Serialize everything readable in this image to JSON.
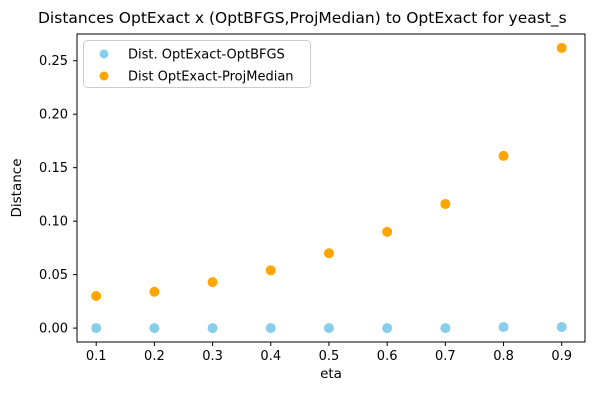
{
  "chart_data": {
    "type": "scatter",
    "title": "Distances OptExact x (OptBFGS,ProjMedian) to OptExact for yeast_s",
    "xlabel": "eta",
    "ylabel": "Distance",
    "x": [
      0.1,
      0.2,
      0.3,
      0.4,
      0.5,
      0.6,
      0.7,
      0.8,
      0.9
    ],
    "series": [
      {
        "name": "Dist. OptExact-OptBFGS",
        "color": "#87CEEB",
        "values": [
          0.0,
          0.0,
          0.0,
          0.0,
          0.0,
          0.0,
          0.0,
          0.001,
          0.001
        ]
      },
      {
        "name": "Dist OptExact-ProjMedian",
        "color": "#FFA500",
        "values": [
          0.03,
          0.034,
          0.043,
          0.054,
          0.07,
          0.09,
          0.116,
          0.161,
          0.262
        ]
      }
    ],
    "xticks": [
      "0.1",
      "0.2",
      "0.3",
      "0.4",
      "0.5",
      "0.6",
      "0.7",
      "0.8",
      "0.9"
    ],
    "yticks": [
      "0.00",
      "0.05",
      "0.10",
      "0.15",
      "0.20",
      "0.25"
    ],
    "xlim": [
      0.067,
      0.94
    ],
    "ylim": [
      -0.013,
      0.275
    ],
    "grid": false,
    "legend_position": "upper left",
    "axis_color": "#000000",
    "legend_border_color": "#cccccc",
    "background": "#ffffff"
  }
}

:: Required task ::
Except for the pictures, give all the material above again verbatim.

:: Answer to the problem ::
Serialize everything readable in this image to JSON.
{
  "chart_data": {
    "type": "scatter",
    "title": "Distances OptExact x (OptBFGS,ProjMedian) to OptExact for yeast_s",
    "xlabel": "eta",
    "ylabel": "Distance",
    "x": [
      0.1,
      0.2,
      0.3,
      0.4,
      0.5,
      0.6,
      0.7,
      0.8,
      0.9
    ],
    "series": [
      {
        "name": "Dist. OptExact-OptBFGS",
        "color": "#87CEEB",
        "values": [
          0.0,
          0.0,
          0.0,
          0.0,
          0.0,
          0.0,
          0.0,
          0.001,
          0.001
        ]
      },
      {
        "name": "Dist OptExact-ProjMedian",
        "color": "#FFA500",
        "values": [
          0.03,
          0.034,
          0.043,
          0.054,
          0.07,
          0.09,
          0.116,
          0.161,
          0.262
        ]
      }
    ],
    "xticks": [
      "0.1",
      "0.2",
      "0.3",
      "0.4",
      "0.5",
      "0.6",
      "0.7",
      "0.8",
      "0.9"
    ],
    "yticks": [
      "0.00",
      "0.05",
      "0.10",
      "0.15",
      "0.20",
      "0.25"
    ],
    "xlim": [
      0.067,
      0.94
    ],
    "ylim": [
      -0.013,
      0.275
    ],
    "grid": false,
    "legend_position": "upper left",
    "axis_color": "#000000",
    "legend_border_color": "#cccccc",
    "background": "#ffffff"
  }
}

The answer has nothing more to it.